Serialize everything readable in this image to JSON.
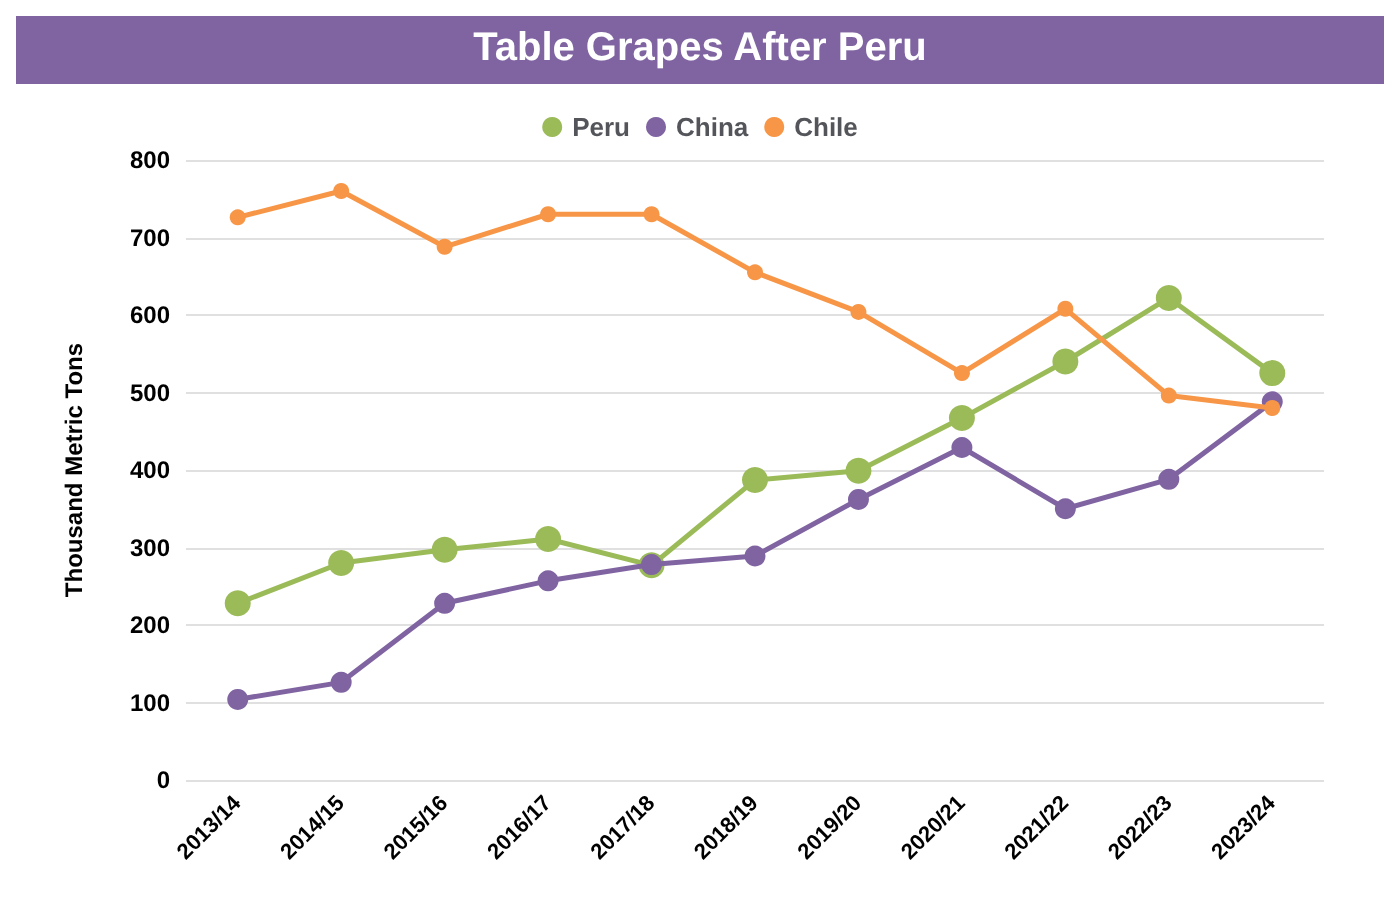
{
  "chart_data": {
    "type": "line",
    "title": "Table Grapes After Peru",
    "ylabel": "Thousand Metric Tons",
    "categories": [
      "2013/14",
      "2014/15",
      "2015/16",
      "2016/17",
      "2017/18",
      "2018/19",
      "2019/20",
      "2020/21",
      "2021/22",
      "2022/23",
      "2023/24"
    ],
    "series": [
      {
        "name": "Peru",
        "color": "#9bbb59",
        "values": [
          228,
          280,
          297,
          311,
          277,
          387,
          399,
          467,
          540,
          622,
          525
        ]
      },
      {
        "name": "China",
        "color": "#8064a2",
        "values": [
          104,
          126,
          228,
          257,
          278,
          289,
          362,
          429,
          350,
          388,
          488
        ]
      },
      {
        "name": "Chile",
        "color": "#f79646",
        "values": [
          726,
          760,
          688,
          730,
          730,
          655,
          604,
          525,
          608,
          496,
          480
        ]
      }
    ],
    "ylim": [
      0,
      800
    ],
    "yticks": [
      0,
      100,
      200,
      300,
      400,
      500,
      600,
      700,
      800
    ],
    "grid": "y",
    "legend": "top",
    "marker": "circle",
    "line_style": "solid"
  }
}
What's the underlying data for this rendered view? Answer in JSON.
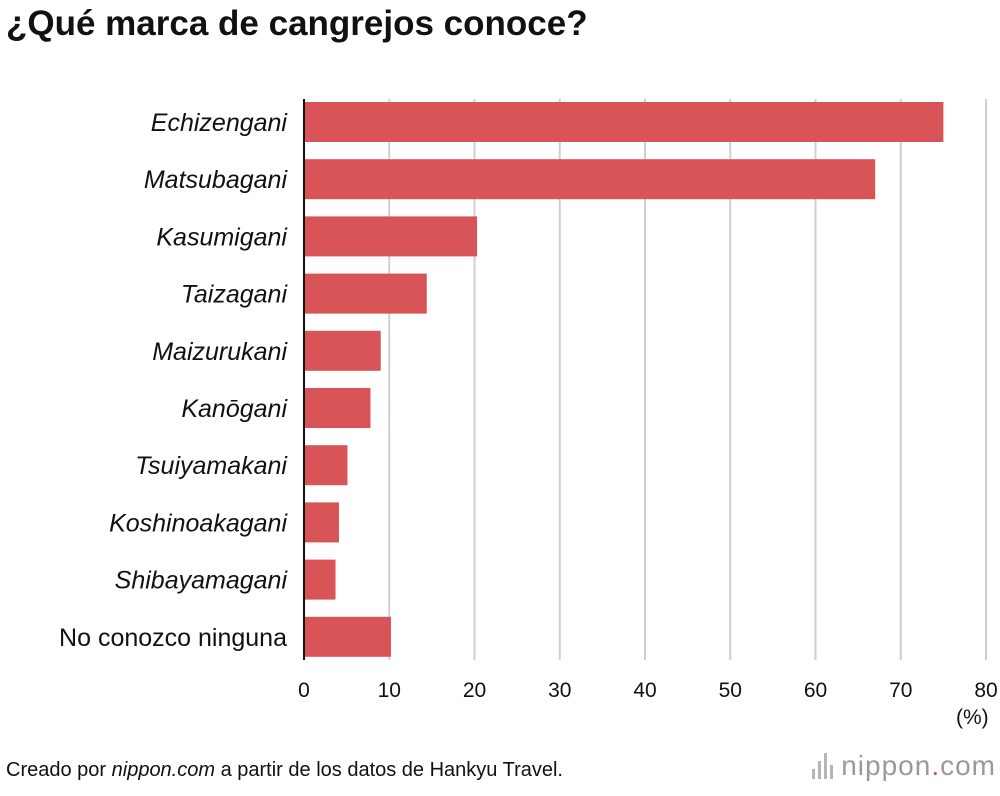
{
  "title": "¿Qué marca de cangrejos conoce?",
  "colors": {
    "bar": "#d95457",
    "grid": "#cfcfcf",
    "axis": "#111111",
    "text": "#111111"
  },
  "chart_data": {
    "type": "bar",
    "orientation": "horizontal",
    "categories": [
      "Echizengani",
      "Matsubagani",
      "Kasumigani",
      "Taizagani",
      "Maizurukani",
      "Kanōgani",
      "Tsuiyamakani",
      "Koshinoakagani",
      "Shibayamagani",
      "No conozco ninguna"
    ],
    "category_italic": [
      true,
      true,
      true,
      true,
      true,
      true,
      true,
      true,
      true,
      false
    ],
    "values": [
      75.0,
      67.0,
      20.3,
      14.4,
      9.0,
      7.8,
      5.1,
      4.1,
      3.7,
      10.2
    ],
    "xlim": [
      0,
      80
    ],
    "xticks": [
      "0",
      "10",
      "20",
      "30",
      "40",
      "50",
      "60",
      "70",
      "80"
    ],
    "unit": "(%)",
    "grid": true
  },
  "footer": {
    "prefix": "Creado por ",
    "source_italic": "nippon.com",
    "suffix": " a partir de los datos de Hankyu Travel."
  },
  "logo": {
    "text": "nippon",
    "dot": ".",
    "tld": "com"
  }
}
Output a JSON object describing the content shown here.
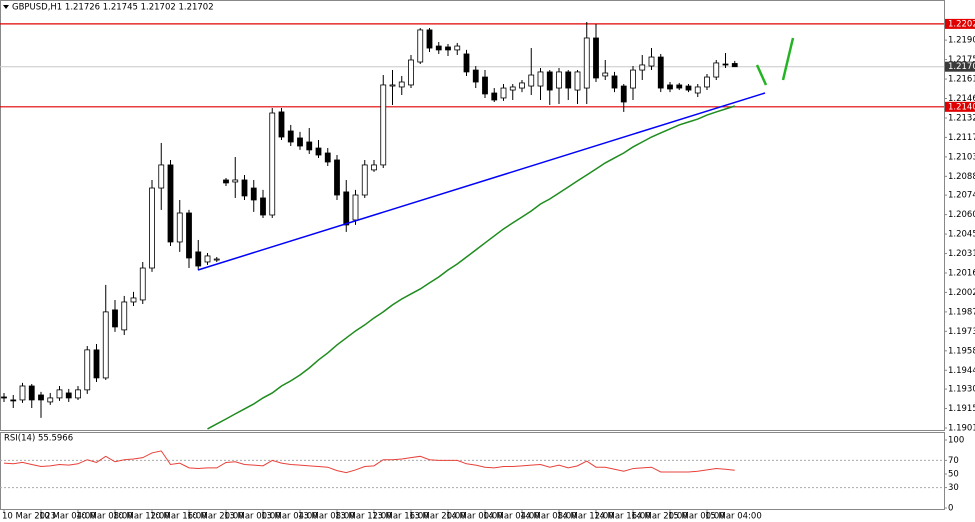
{
  "chart_data": [
    {
      "type": "candlestick",
      "title": "GBPUSD,H1  1.21726 1.21745 1.21702 1.21702",
      "categories": [
        "10 Mar 2023",
        null,
        null,
        null,
        "10 Mar 04:00",
        null,
        null,
        null,
        "10 Mar 08:00",
        null,
        null,
        null,
        "10 Mar 12:00",
        null,
        null,
        null,
        "10 Mar 16:00",
        null,
        null,
        null,
        "10 Mar 20:00",
        null,
        null,
        null,
        "13 Mar 00:00",
        null,
        null,
        null,
        "13 Mar 04:00",
        null,
        null,
        null,
        "13 Mar 08:00",
        null,
        null,
        null,
        "13 Mar 12:00",
        null,
        null,
        null,
        "13 Mar 16:00",
        null,
        null,
        null,
        "13 Mar 20:00",
        null,
        null,
        null,
        "14 Mar 00:00",
        null,
        null,
        null,
        "14 Mar 04:00",
        null,
        null,
        null,
        "14 Mar 08:00",
        null,
        null,
        null,
        "14 Mar 12:00",
        null,
        null,
        null,
        "14 Mar 16:00",
        null,
        null,
        null,
        "14 Mar 20:00",
        null,
        null,
        null,
        "15 Mar 00:00",
        null,
        null,
        null,
        "15 Mar 04:00",
        null,
        null,
        null
      ],
      "open": [
        1.19241,
        1.19219,
        1.19219,
        1.19323,
        1.19256,
        1.19204,
        1.19234,
        1.19271,
        1.19234,
        1.19294,
        1.19592,
        1.19383,
        1.1989,
        1.19741,
        1.19949,
        1.19964,
        1.20202,
        1.20798,
        1.2097,
        1.20396,
        1.20612,
        1.20322,
        1.20247,
        1.20262,
        1.20858,
        1.20843,
        1.20858,
        1.20798,
        1.20724,
        1.20597,
        1.21365,
        1.21223,
        1.21171,
        1.21141,
        1.21096,
        1.21059,
        1.21007,
        1.20769,
        1.2056,
        1.20746,
        1.20933,
        1.2097,
        1.21558,
        1.21551,
        1.21566,
        1.21737,
        1.21976,
        1.21856,
        1.21849,
        1.21827,
        1.21797,
        1.21677,
        1.21625,
        1.21506,
        1.21469,
        1.21528,
        1.21543,
        1.21558,
        1.21558,
        1.21663,
        1.21543,
        1.21663,
        1.21528,
        1.21543,
        1.21916,
        1.21633,
        1.21633,
        1.21558,
        1.21543,
        1.21677,
        1.21707,
        1.21774,
        1.21566,
        1.21566,
        1.21558,
        1.21506,
        1.21551,
        1.21625,
        1.21722,
        1.21726
      ],
      "high": [
        1.19271,
        1.19256,
        1.19346,
        1.19338,
        1.19279,
        1.19271,
        1.19323,
        1.19301,
        1.19323,
        1.19621,
        1.19636,
        1.20076,
        1.19964,
        1.19994,
        1.20024,
        1.20247,
        1.20858,
        1.21134,
        1.21007,
        1.20709,
        1.20635,
        1.20411,
        1.20314,
        1.20284,
        1.20873,
        1.21029,
        1.20895,
        1.20858,
        1.20784,
        1.21394,
        1.21394,
        1.21268,
        1.21216,
        1.21245,
        1.21156,
        1.21096,
        1.21044,
        1.20858,
        1.20784,
        1.21007,
        1.21007,
        1.2164,
        1.21677,
        1.21633,
        1.21789,
        1.2199,
        1.2199,
        1.21886,
        1.21871,
        1.21879,
        1.21827,
        1.21707,
        1.21677,
        1.21543,
        1.21573,
        1.21573,
        1.21603,
        1.21841,
        1.21692,
        1.21677,
        1.21692,
        1.21677,
        1.21677,
        1.22035,
        1.2202,
        1.21752,
        1.21663,
        1.21573,
        1.21707,
        1.21789,
        1.21841,
        1.21797,
        1.21588,
        1.21581,
        1.21573,
        1.21573,
        1.21648,
        1.21752,
        1.21804,
        1.21745
      ],
      "low": [
        1.19204,
        1.19159,
        1.19197,
        1.19159,
        1.19085,
        1.19182,
        1.19212,
        1.19204,
        1.19219,
        1.19264,
        1.19353,
        1.19368,
        1.19726,
        1.19703,
        1.19919,
        1.19934,
        1.20173,
        1.20635,
        1.20366,
        1.20322,
        1.20202,
        1.20187,
        1.20225,
        1.20247,
        1.20813,
        1.20724,
        1.20709,
        1.2062,
        1.20575,
        1.20575,
        1.21156,
        1.21111,
        1.21082,
        1.21052,
        1.21022,
        1.20962,
        1.20709,
        1.20471,
        1.20523,
        1.20724,
        1.20918,
        1.20947,
        1.21417,
        1.21491,
        1.21543,
        1.21722,
        1.21812,
        1.21797,
        1.21782,
        1.21789,
        1.21633,
        1.21543,
        1.21469,
        1.21439,
        1.21447,
        1.21454,
        1.21513,
        1.21491,
        1.21454,
        1.21417,
        1.21424,
        1.21454,
        1.21424,
        1.21424,
        1.21588,
        1.21603,
        1.21513,
        1.21365,
        1.21454,
        1.21603,
        1.21677,
        1.21513,
        1.21513,
        1.21528,
        1.21513,
        1.21476,
        1.21528,
        1.21603,
        1.21692,
        1.21702
      ],
      "close": [
        1.19234,
        1.19212,
        1.19323,
        1.19219,
        1.19219,
        1.19234,
        1.19294,
        1.19234,
        1.19294,
        1.19592,
        1.19383,
        1.19875,
        1.19763,
        1.19949,
        1.19979,
        1.20202,
        1.20798,
        1.2097,
        1.20396,
        1.20612,
        1.20277,
        1.20217,
        1.20292,
        1.20269,
        1.20836,
        1.20858,
        1.20739,
        1.20709,
        1.20597,
        1.21357,
        1.21178,
        1.21141,
        1.21111,
        1.21082,
        1.21044,
        1.20992,
        1.20746,
        1.20523,
        1.20746,
        1.2097,
        1.2097,
        1.21566,
        1.21566,
        1.21588,
        1.21752,
        1.21976,
        1.21841,
        1.21827,
        1.21827,
        1.21856,
        1.21663,
        1.21588,
        1.21499,
        1.21454,
        1.21543,
        1.21551,
        1.21581,
        1.2164,
        1.21663,
        1.21528,
        1.21663,
        1.21543,
        1.21663,
        1.21916,
        1.21618,
        1.21655,
        1.21543,
        1.21439,
        1.21677,
        1.21715,
        1.21774,
        1.21543,
        1.21536,
        1.21543,
        1.21528,
        1.21551,
        1.21625,
        1.2173,
        1.21715,
        1.21702
      ],
      "up_color": "#ffffff",
      "down_color": "#000000",
      "wick_color": "#000000",
      "ma": {
        "color": "#1e8c1e",
        "values": [
          null,
          null,
          null,
          null,
          null,
          null,
          null,
          null,
          null,
          null,
          null,
          null,
          null,
          null,
          null,
          null,
          null,
          null,
          null,
          null,
          null,
          null,
          1.19003,
          1.1904,
          1.19077,
          1.19115,
          1.19152,
          1.19189,
          1.19234,
          1.19271,
          1.19323,
          1.19361,
          1.19405,
          1.19457,
          1.19517,
          1.19569,
          1.19629,
          1.19681,
          1.19733,
          1.19778,
          1.1983,
          1.19875,
          1.19927,
          1.19971,
          1.20009,
          1.20046,
          1.20091,
          1.20135,
          1.20187,
          1.20232,
          1.20284,
          1.20336,
          1.20389,
          1.20441,
          1.20493,
          1.20538,
          1.20582,
          1.20627,
          1.20679,
          1.20716,
          1.20761,
          1.20806,
          1.20851,
          1.20895,
          1.2094,
          1.20985,
          1.21022,
          1.21059,
          1.21104,
          1.21141,
          1.21178,
          1.21208,
          1.21238,
          1.21268,
          1.2129,
          1.21312,
          1.21342,
          1.21365,
          1.21387,
          1.21409
        ]
      },
      "ylim": [
        1.18995,
        1.22199
      ],
      "yticks": [
        {
          "value": 1.219,
          "label": "1.21900"
        },
        1.21755,
        {
          "value": 1.2161,
          "label": "1.21610"
        },
        1.21465,
        {
          "value": 1.2132,
          "label": "1.21320"
        },
        1.21175,
        {
          "value": 1.2103,
          "label": "1.21030"
        },
        1.20885,
        1.20745,
        {
          "value": 1.206,
          "label": "1.20600"
        },
        1.20455,
        {
          "value": 1.2031,
          "label": "1.20310"
        },
        1.20165,
        {
          "value": 1.2002,
          "label": "1.20020"
        },
        1.19875,
        {
          "value": 1.1973,
          "label": "1.19730"
        },
        1.19585,
        {
          "value": 1.1944,
          "label": "1.19440"
        },
        {
          "value": 1.193,
          "label": "1.19300"
        },
        1.19155,
        {
          "value": 1.1901,
          "label": "1.19010"
        }
      ],
      "hlines": [
        {
          "value": 1.22021,
          "color": "#e00000"
        },
        {
          "value": 1.21403,
          "color": "#e00000"
        }
      ],
      "current_price": 1.21702,
      "grid": false
    },
    {
      "type": "line",
      "title": "RSI(14) 55.5966",
      "values": [
        66,
        65,
        67,
        64,
        61,
        62,
        64,
        63,
        65,
        71,
        67,
        76,
        68,
        71,
        72,
        74,
        81,
        84,
        64,
        66,
        59,
        58,
        59,
        59,
        67,
        68,
        64,
        63,
        62,
        70,
        66,
        64,
        63,
        62,
        61,
        60,
        55,
        52,
        56,
        61,
        62,
        71,
        71,
        72,
        74,
        76,
        71,
        70,
        70,
        70,
        65,
        63,
        60,
        59,
        61,
        61,
        62,
        63,
        64,
        60,
        63,
        59,
        62,
        69,
        60,
        60,
        57,
        54,
        58,
        59,
        60,
        53,
        53,
        53,
        53,
        54,
        56,
        58,
        57,
        55.5966
      ],
      "color": "#e8403a",
      "ylim": [
        0,
        100
      ],
      "yticks": [
        100,
        70,
        50,
        30,
        0
      ],
      "levels": [
        70,
        30
      ]
    }
  ]
}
########
Check all the records above and select each line where the string "grid" is found.

▶ **Reply**:
    "grid": "y",
    "grid": "#cfcfcf",
    "grid": true
      "grid": false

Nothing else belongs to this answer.